▸ What to produce
Give back the whole listing exactly as shown.

— START Supplied material —

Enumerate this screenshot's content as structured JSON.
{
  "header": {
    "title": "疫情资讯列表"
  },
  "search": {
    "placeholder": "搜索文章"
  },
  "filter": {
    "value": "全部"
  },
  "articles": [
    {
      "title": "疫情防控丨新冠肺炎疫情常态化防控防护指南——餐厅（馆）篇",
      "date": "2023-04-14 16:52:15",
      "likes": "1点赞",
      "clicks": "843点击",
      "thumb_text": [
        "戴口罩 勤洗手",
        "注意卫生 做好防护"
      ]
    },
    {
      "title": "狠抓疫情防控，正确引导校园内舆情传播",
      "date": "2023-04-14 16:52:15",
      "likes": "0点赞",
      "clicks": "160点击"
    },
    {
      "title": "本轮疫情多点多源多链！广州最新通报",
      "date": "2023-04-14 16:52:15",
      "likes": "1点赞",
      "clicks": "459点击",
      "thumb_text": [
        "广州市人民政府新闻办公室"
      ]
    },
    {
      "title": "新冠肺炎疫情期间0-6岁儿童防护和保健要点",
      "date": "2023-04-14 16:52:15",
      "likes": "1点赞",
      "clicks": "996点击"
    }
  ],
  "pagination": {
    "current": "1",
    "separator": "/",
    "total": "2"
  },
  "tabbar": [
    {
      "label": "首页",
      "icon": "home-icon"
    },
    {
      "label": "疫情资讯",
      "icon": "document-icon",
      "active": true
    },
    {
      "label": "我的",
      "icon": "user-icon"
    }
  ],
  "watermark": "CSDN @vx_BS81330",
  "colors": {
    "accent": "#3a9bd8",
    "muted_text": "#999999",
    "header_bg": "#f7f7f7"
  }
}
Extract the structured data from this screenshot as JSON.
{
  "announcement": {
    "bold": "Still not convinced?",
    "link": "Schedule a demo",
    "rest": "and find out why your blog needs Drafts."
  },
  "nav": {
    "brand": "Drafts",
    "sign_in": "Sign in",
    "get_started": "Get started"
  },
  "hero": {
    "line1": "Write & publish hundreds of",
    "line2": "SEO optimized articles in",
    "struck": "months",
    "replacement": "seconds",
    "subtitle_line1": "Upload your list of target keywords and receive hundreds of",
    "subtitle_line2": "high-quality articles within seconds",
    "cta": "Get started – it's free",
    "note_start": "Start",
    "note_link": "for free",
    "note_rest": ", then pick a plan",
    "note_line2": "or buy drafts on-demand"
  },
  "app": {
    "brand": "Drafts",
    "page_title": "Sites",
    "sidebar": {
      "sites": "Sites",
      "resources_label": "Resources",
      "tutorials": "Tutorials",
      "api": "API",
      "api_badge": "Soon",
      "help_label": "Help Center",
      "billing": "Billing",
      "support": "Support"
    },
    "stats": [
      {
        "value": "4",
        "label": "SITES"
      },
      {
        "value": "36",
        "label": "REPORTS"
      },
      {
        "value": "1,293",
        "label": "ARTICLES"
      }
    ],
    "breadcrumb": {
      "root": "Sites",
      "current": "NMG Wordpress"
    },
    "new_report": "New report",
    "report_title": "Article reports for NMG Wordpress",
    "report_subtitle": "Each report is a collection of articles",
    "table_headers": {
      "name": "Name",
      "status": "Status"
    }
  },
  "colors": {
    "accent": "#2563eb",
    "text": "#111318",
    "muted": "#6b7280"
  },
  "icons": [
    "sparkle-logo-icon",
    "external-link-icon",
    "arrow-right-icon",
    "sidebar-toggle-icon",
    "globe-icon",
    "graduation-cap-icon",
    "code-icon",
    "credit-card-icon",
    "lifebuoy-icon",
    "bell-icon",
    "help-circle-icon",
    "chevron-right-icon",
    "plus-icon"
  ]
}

— END Supplied material —

▸ Task answer
Enumerate this screenshot's content as structured JSON.
{
  "header": {
    "title": "疫情资讯列表"
  },
  "search": {
    "placeholder": "搜索文章"
  },
  "filter": {
    "value": "全部"
  },
  "articles": [
    {
      "title": "疫情防控丨新冠肺炎疫情常态化防控防护指南——餐厅（馆）篇",
      "date": "2023-04-14 16:52:15",
      "likes": "1点赞",
      "clicks": "843点击",
      "thumb_text": [
        "戴口罩 勤洗手",
        "注意卫生 做好防护"
      ]
    },
    {
      "title": "狠抓疫情防控，正确引导校园内舆情传播",
      "date": "2023-04-14 16:52:15",
      "likes": "0点赞",
      "clicks": "160点击"
    },
    {
      "title": "本轮疫情多点多源多链！广州最新通报",
      "date": "2023-04-14 16:52:15",
      "likes": "1点赞",
      "clicks": "459点击",
      "thumb_text": [
        "广州市人民政府新闻办公室"
      ]
    },
    {
      "title": "新冠肺炎疫情期间0-6岁儿童防护和保健要点",
      "date": "2023-04-14 16:52:15",
      "likes": "1点赞",
      "clicks": "996点击"
    }
  ],
  "pagination": {
    "current": "1",
    "separator": "/",
    "total": "2"
  },
  "tabbar": [
    {
      "label": "首页",
      "icon": "home-icon"
    },
    {
      "label": "疫情资讯",
      "icon": "document-icon",
      "active": true
    },
    {
      "label": "我的",
      "icon": "user-icon"
    }
  ],
  "watermark": "CSDN @vx_BS81330",
  "colors": {
    "accent": "#3a9bd8",
    "muted_text": "#999999",
    "header_bg": "#f7f7f7"
  }
}
Extract the structured data from this screenshot as JSON.
{
  "announcement": {
    "bold": "Still not convinced?",
    "link": "Schedule a demo",
    "rest": "and find out why your blog needs Drafts."
  },
  "nav": {
    "brand": "Drafts",
    "sign_in": "Sign in",
    "get_started": "Get started"
  },
  "hero": {
    "line1": "Write & publish hundreds of",
    "line2": "SEO optimized articles in",
    "struck": "months",
    "replacement": "seconds",
    "subtitle_line1": "Upload your list of target keywords and receive hundreds of",
    "subtitle_line2": "high-quality articles within seconds",
    "cta": "Get started – it's free",
    "note_start": "Start",
    "note_link": "for free",
    "note_rest": ", then pick a plan",
    "note_line2": "or buy drafts on-demand"
  },
  "app": {
    "brand": "Drafts",
    "page_title": "Sites",
    "sidebar": {
      "sites": "Sites",
      "resources_label": "Resources",
      "tutorials": "Tutorials",
      "api": "API",
      "api_badge": "Soon",
      "help_label": "Help Center",
      "billing": "Billing",
      "support": "Support"
    },
    "stats": [
      {
        "value": "4",
        "label": "SITES"
      },
      {
        "value": "36",
        "label": "REPORTS"
      },
      {
        "value": "1,293",
        "label": "ARTICLES"
      }
    ],
    "breadcrumb": {
      "root": "Sites",
      "current": "NMG Wordpress"
    },
    "new_report": "New report",
    "report_title": "Article reports for NMG Wordpress",
    "report_subtitle": "Each report is a collection of articles",
    "table_headers": {
      "name": "Name",
      "status": "Status"
    }
  },
  "colors": {
    "accent": "#2563eb",
    "text": "#111318",
    "muted": "#6b7280"
  },
  "icons": [
    "sparkle-logo-icon",
    "external-link-icon",
    "arrow-right-icon",
    "sidebar-toggle-icon",
    "globe-icon",
    "graduation-cap-icon",
    "code-icon",
    "credit-card-icon",
    "lifebuoy-icon",
    "bell-icon",
    "help-circle-icon",
    "chevron-right-icon",
    "plus-icon"
  ]
}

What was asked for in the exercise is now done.